begin

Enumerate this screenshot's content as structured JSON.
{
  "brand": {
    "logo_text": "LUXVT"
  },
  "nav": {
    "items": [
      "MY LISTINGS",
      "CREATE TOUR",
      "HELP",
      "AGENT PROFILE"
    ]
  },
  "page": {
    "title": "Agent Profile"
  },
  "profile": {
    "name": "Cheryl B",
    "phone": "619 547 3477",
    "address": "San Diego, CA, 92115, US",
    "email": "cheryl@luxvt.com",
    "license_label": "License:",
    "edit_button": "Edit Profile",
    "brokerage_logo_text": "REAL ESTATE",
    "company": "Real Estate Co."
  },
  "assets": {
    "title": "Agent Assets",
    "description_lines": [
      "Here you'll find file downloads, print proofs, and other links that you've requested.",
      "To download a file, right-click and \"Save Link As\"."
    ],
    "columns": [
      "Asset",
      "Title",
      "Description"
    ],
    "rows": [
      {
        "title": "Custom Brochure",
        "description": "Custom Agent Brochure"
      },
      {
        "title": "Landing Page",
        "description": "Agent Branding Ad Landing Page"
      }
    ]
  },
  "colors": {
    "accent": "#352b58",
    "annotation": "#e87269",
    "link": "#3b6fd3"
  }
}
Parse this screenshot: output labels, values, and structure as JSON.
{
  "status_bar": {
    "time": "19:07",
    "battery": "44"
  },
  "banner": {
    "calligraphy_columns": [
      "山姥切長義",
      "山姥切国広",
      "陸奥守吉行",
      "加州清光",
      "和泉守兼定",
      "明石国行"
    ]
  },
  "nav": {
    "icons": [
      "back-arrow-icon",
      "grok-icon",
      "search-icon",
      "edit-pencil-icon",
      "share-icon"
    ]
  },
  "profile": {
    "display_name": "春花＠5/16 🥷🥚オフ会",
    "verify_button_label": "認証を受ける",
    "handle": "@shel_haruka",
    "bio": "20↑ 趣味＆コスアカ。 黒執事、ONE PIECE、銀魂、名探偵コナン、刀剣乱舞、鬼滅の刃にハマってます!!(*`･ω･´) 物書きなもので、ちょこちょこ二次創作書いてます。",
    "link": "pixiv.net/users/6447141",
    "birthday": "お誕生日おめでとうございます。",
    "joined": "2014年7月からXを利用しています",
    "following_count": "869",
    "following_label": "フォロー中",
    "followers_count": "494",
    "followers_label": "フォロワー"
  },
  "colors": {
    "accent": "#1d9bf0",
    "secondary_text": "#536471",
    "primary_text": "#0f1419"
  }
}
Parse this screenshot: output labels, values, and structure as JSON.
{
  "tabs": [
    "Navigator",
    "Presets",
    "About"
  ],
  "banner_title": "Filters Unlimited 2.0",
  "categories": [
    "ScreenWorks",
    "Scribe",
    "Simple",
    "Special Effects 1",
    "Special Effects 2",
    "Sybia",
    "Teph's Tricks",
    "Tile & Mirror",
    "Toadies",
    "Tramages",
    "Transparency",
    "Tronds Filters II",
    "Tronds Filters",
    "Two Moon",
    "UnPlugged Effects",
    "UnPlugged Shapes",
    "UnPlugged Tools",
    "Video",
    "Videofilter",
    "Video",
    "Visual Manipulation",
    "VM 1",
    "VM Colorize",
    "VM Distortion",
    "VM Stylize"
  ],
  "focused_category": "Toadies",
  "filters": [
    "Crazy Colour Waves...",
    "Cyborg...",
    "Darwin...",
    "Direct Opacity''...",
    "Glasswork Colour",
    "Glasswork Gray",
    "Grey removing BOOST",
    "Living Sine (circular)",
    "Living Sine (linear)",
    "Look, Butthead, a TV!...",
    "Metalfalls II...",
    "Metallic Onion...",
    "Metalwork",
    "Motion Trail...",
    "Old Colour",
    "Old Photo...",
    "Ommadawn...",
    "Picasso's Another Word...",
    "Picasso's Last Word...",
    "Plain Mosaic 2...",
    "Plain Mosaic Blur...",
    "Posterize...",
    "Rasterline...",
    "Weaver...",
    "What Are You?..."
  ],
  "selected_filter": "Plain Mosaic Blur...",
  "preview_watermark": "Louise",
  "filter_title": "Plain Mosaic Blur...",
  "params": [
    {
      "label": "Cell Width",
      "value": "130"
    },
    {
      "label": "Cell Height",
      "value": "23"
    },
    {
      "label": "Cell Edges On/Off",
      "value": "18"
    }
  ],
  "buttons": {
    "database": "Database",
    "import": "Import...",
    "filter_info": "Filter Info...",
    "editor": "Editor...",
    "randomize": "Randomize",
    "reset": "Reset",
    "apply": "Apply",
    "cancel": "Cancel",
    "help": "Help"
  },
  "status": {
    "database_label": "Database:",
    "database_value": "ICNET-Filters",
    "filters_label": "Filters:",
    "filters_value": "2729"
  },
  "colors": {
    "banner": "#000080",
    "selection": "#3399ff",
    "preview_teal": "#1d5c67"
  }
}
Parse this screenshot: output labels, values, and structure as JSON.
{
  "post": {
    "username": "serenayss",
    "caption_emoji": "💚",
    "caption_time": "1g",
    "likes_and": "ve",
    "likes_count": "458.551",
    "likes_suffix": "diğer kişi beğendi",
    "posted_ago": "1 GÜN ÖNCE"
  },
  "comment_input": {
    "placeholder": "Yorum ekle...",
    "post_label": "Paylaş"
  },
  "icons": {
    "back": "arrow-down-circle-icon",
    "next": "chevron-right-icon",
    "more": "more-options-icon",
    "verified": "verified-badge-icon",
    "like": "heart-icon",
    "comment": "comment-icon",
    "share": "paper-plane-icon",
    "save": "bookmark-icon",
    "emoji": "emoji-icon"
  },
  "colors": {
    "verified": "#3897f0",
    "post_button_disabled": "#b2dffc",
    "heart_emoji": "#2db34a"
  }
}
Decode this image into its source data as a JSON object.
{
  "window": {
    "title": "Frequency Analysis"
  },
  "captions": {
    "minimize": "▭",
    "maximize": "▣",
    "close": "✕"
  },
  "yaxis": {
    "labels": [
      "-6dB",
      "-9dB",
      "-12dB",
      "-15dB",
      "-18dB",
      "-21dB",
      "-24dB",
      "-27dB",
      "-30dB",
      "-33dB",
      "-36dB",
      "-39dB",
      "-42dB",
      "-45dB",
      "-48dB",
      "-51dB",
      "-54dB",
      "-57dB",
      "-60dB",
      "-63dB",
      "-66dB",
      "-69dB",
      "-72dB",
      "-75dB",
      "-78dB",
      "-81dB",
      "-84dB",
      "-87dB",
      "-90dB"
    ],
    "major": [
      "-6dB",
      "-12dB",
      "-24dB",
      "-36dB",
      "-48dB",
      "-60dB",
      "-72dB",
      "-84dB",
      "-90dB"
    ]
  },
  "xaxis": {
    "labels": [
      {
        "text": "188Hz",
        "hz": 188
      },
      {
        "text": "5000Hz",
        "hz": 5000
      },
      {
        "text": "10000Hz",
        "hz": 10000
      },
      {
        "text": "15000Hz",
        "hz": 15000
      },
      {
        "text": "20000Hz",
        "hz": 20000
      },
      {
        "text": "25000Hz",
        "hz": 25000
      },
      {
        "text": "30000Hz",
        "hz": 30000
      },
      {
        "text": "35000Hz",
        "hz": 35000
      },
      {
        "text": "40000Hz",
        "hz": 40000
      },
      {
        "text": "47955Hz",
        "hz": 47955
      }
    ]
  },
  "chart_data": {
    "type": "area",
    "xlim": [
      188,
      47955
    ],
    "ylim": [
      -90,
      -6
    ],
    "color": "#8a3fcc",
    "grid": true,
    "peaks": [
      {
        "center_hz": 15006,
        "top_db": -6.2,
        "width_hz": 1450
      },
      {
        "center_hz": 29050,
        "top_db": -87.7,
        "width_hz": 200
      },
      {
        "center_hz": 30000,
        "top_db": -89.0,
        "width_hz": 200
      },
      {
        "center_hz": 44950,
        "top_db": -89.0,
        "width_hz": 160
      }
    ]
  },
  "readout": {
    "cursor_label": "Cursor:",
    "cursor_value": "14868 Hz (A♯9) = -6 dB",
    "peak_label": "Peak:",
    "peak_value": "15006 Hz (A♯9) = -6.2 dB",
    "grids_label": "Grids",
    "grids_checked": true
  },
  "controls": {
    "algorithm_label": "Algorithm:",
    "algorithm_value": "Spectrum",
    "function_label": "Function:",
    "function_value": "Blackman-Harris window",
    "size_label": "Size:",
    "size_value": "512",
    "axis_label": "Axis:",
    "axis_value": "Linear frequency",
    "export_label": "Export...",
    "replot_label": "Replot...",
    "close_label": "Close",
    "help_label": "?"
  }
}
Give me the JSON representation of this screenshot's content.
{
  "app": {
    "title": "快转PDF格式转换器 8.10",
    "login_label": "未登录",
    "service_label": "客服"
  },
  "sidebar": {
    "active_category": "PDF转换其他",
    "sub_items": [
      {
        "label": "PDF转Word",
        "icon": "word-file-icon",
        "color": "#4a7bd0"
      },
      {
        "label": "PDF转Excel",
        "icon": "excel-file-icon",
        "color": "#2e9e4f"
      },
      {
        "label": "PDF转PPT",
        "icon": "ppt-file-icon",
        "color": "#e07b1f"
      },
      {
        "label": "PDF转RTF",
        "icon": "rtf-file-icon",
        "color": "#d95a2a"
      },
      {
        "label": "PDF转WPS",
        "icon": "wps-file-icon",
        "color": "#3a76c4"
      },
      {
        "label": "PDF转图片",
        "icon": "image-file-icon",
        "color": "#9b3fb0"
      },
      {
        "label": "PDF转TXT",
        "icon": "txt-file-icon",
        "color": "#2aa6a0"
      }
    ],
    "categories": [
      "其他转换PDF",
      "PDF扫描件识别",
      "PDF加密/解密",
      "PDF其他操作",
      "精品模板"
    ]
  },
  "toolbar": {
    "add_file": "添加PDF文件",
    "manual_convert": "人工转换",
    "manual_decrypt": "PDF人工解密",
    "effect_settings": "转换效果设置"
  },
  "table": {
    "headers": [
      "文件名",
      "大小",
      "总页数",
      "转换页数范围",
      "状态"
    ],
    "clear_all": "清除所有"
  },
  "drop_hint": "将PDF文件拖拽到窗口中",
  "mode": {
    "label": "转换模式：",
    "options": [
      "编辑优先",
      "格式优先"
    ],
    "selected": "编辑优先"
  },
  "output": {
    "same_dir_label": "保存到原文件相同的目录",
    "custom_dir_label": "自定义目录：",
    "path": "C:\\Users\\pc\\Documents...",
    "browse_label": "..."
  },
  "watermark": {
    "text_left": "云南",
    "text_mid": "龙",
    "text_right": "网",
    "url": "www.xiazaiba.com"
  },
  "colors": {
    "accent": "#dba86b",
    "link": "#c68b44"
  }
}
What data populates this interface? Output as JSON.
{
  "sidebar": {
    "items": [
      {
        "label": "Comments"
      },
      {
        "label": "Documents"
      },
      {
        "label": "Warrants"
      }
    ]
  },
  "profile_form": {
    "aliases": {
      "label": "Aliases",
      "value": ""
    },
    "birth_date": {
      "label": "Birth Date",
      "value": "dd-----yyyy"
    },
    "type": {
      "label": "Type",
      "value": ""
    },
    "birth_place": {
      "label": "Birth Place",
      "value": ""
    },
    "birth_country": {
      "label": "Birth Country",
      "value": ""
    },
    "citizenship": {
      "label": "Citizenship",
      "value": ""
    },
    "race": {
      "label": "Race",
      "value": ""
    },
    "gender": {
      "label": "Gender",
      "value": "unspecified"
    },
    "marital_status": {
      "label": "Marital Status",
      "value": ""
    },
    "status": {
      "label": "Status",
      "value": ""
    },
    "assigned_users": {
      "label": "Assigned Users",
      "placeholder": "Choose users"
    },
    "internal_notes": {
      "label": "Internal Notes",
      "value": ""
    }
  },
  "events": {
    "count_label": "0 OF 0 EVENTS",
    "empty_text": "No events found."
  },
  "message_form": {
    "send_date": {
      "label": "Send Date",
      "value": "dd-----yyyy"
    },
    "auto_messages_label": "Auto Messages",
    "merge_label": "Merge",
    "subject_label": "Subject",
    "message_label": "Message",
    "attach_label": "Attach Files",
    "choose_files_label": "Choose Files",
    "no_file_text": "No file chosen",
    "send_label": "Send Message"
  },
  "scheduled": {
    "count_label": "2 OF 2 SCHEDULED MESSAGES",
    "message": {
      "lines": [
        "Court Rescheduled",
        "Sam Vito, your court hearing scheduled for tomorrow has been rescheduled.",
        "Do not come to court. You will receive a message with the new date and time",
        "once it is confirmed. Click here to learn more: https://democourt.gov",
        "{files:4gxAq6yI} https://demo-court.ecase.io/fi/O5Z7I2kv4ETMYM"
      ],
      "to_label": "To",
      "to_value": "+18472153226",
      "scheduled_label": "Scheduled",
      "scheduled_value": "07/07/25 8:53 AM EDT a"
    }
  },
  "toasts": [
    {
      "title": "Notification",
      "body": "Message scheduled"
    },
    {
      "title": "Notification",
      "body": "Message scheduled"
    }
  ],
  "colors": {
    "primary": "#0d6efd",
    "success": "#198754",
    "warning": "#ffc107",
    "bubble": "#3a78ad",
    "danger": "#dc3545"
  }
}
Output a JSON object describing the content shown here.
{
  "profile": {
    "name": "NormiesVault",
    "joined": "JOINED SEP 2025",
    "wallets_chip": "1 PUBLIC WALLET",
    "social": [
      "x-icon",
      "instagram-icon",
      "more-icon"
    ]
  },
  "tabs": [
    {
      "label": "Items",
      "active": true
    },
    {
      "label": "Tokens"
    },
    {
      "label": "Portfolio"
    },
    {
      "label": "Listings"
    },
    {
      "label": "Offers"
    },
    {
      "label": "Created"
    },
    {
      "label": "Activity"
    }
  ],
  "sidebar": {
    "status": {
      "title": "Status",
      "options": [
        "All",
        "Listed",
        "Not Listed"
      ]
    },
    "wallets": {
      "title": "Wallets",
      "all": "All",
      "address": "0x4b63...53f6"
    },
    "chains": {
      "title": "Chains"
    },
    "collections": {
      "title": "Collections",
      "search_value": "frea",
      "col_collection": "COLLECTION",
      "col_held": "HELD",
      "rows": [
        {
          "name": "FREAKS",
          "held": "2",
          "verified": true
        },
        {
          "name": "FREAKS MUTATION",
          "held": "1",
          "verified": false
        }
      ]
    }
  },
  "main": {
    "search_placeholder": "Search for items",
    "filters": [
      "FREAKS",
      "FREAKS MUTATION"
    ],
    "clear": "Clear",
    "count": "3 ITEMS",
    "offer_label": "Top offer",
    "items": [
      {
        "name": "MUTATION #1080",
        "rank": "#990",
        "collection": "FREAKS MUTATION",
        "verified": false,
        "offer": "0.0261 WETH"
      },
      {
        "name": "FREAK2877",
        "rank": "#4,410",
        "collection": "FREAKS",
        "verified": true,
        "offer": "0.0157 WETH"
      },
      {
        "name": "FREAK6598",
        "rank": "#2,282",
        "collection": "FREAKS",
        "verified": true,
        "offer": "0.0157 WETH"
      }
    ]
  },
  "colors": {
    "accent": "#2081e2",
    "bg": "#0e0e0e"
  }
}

end

## Prompt:
Search the records above for "image". Copy each line where it is found.

## Correct output:
Decode this image into its source data as a JSON object.
        "icon": "image-file-icon",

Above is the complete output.